## Exercise requirements
Skip every picture and transcribe the remaining material exactly.

## Figure record extracts
__________________________________________________

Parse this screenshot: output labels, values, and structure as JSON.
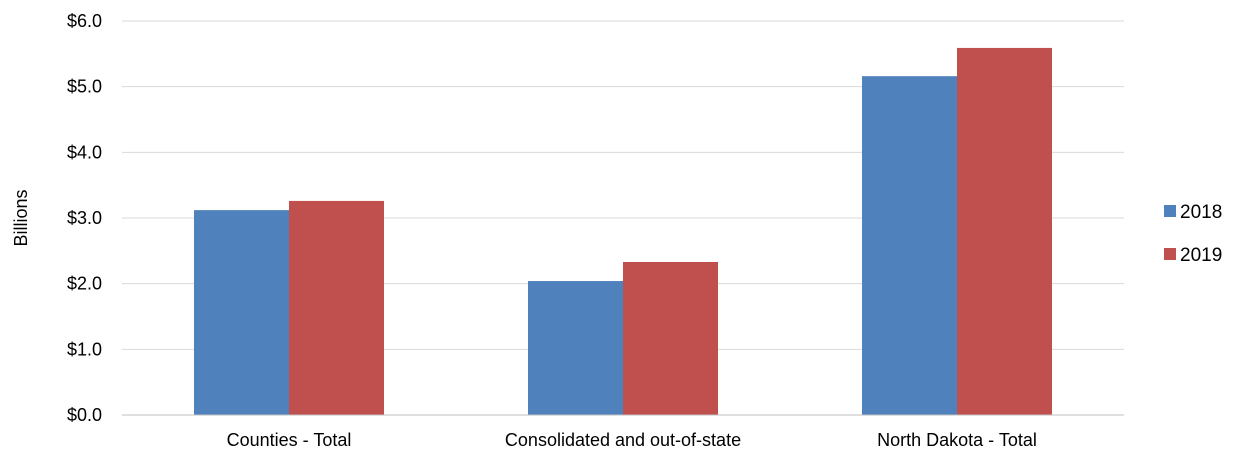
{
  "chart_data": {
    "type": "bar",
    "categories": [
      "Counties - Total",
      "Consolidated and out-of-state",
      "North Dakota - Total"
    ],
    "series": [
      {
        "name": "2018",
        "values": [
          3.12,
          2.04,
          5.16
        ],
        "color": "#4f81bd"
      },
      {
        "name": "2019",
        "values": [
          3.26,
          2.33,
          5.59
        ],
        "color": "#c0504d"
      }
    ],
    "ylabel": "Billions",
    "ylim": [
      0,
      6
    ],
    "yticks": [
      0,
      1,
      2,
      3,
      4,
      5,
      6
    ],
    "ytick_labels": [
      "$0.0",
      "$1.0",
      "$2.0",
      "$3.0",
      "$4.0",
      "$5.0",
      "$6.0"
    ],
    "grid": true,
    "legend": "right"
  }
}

__________________________________________________

## Answer to the problem
Parse this screenshot: output labels, values, and structure as JSON.
{
  "chart_data": {
    "type": "bar",
    "categories": [
      "Counties - Total",
      "Consolidated and out-of-state",
      "North Dakota - Total"
    ],
    "series": [
      {
        "name": "2018",
        "values": [
          3.12,
          2.04,
          5.16
        ],
        "color": "#4f81bd"
      },
      {
        "name": "2019",
        "values": [
          3.26,
          2.33,
          5.59
        ],
        "color": "#c0504d"
      }
    ],
    "ylabel": "Billions",
    "ylim": [
      0,
      6
    ],
    "yticks": [
      0,
      1,
      2,
      3,
      4,
      5,
      6
    ],
    "ytick_labels": [
      "$0.0",
      "$1.0",
      "$2.0",
      "$3.0",
      "$4.0",
      "$5.0",
      "$6.0"
    ],
    "grid": true,
    "legend": "right"
  }
}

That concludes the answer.